Directive:
Reply with one number: the count of lines in the records below that hold "JSON".

Given data:
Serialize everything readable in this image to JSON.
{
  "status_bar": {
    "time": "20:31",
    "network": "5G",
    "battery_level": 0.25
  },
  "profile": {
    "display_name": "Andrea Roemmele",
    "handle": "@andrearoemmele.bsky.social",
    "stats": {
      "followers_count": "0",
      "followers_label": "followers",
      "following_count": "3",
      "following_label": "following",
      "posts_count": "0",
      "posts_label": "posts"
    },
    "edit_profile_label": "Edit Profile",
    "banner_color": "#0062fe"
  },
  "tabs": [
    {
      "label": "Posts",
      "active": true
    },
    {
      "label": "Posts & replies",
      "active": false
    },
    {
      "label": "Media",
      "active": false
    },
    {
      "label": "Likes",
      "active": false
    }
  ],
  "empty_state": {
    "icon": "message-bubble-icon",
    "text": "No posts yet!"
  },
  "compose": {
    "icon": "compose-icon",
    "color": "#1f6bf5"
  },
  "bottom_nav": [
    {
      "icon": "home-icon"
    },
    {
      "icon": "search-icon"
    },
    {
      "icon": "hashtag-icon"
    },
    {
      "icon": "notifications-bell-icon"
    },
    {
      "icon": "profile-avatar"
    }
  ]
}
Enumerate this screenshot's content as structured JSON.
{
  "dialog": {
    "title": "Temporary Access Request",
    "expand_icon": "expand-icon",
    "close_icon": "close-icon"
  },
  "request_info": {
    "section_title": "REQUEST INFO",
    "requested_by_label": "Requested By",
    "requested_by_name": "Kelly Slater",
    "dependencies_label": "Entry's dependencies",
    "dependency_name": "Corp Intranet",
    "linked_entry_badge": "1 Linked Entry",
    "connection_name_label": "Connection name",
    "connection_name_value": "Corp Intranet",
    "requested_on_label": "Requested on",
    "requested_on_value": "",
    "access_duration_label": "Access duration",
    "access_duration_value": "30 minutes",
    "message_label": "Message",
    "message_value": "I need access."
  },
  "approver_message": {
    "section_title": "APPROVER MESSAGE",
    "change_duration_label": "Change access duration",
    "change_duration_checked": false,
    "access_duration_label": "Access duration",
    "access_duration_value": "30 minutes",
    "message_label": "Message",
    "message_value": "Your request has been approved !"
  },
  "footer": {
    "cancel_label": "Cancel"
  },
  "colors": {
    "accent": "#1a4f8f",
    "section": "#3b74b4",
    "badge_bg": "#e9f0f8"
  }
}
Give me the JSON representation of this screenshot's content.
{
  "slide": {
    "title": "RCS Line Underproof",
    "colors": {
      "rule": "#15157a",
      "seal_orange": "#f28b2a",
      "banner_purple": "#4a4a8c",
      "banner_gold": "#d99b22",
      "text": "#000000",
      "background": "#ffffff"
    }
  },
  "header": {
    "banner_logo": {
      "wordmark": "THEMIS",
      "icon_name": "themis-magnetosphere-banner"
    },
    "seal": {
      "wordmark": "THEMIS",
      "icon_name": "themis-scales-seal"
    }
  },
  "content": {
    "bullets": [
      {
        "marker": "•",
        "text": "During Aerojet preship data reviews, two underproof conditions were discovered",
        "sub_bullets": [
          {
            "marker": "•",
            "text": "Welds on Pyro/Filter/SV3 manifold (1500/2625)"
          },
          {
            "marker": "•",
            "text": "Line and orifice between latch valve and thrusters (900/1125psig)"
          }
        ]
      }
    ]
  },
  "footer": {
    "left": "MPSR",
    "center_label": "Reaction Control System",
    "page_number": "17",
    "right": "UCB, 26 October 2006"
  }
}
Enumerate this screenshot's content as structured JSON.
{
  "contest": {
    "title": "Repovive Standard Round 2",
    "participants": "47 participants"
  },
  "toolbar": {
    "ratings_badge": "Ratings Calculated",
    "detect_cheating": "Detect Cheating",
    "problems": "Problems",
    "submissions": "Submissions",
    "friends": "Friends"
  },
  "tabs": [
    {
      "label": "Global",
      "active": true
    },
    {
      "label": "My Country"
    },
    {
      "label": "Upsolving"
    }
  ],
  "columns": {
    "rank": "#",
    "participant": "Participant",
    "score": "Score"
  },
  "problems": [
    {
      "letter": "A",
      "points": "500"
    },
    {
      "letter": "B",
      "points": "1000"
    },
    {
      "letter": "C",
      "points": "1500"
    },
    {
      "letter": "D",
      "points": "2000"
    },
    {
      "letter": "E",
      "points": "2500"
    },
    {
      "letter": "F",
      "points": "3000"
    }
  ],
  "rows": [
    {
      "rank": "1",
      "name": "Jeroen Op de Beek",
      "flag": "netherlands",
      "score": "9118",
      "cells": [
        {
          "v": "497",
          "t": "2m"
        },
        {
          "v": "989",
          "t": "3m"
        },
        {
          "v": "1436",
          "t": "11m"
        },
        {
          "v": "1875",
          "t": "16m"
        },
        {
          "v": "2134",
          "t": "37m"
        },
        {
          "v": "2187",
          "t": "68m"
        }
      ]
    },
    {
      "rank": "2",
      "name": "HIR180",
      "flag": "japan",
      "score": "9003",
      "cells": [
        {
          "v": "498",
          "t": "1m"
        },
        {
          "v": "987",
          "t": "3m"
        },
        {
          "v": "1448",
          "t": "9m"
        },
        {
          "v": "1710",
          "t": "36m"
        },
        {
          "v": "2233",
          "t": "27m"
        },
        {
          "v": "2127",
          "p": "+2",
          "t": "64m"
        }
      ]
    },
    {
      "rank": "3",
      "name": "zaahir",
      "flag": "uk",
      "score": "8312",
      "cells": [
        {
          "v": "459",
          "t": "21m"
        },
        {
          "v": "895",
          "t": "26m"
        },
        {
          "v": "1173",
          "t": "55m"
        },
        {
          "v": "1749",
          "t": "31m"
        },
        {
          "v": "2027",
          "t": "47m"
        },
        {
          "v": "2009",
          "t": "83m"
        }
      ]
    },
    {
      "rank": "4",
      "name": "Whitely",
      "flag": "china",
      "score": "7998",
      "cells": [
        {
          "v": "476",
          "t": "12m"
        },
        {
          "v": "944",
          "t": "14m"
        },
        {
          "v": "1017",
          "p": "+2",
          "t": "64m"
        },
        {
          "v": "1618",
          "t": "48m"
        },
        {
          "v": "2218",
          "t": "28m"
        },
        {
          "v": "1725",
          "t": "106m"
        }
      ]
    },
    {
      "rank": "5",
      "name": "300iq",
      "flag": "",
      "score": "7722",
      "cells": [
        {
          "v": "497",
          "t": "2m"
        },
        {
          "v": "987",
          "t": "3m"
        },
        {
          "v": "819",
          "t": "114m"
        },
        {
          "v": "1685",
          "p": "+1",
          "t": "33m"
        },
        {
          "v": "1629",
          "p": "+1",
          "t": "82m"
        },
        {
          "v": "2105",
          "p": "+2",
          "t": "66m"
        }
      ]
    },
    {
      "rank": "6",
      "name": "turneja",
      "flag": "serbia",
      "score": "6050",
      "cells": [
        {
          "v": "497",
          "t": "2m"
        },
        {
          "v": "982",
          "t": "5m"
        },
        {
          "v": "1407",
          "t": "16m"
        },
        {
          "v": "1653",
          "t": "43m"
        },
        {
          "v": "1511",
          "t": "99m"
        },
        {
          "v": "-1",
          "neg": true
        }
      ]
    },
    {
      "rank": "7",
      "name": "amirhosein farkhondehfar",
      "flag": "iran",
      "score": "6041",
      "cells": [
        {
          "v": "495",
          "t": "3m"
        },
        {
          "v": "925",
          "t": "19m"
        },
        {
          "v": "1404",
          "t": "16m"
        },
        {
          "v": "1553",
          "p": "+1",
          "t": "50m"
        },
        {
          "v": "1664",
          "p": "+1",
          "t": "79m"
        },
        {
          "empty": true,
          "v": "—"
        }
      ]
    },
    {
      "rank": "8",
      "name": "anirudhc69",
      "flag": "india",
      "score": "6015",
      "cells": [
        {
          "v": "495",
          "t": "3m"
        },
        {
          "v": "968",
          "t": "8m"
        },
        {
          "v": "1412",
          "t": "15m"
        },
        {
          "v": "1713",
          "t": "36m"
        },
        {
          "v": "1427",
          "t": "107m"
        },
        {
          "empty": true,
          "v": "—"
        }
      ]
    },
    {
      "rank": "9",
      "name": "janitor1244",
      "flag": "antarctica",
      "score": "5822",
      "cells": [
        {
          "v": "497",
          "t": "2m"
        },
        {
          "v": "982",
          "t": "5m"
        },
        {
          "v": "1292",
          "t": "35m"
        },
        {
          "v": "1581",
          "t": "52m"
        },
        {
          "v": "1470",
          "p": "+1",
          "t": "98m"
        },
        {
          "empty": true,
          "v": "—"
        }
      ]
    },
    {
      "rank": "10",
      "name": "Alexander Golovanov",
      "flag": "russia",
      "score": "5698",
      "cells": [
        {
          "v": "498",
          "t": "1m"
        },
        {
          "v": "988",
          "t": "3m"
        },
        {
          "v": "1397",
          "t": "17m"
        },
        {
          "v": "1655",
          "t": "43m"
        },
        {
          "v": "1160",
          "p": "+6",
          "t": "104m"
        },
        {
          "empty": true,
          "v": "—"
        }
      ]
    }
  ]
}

Response:
4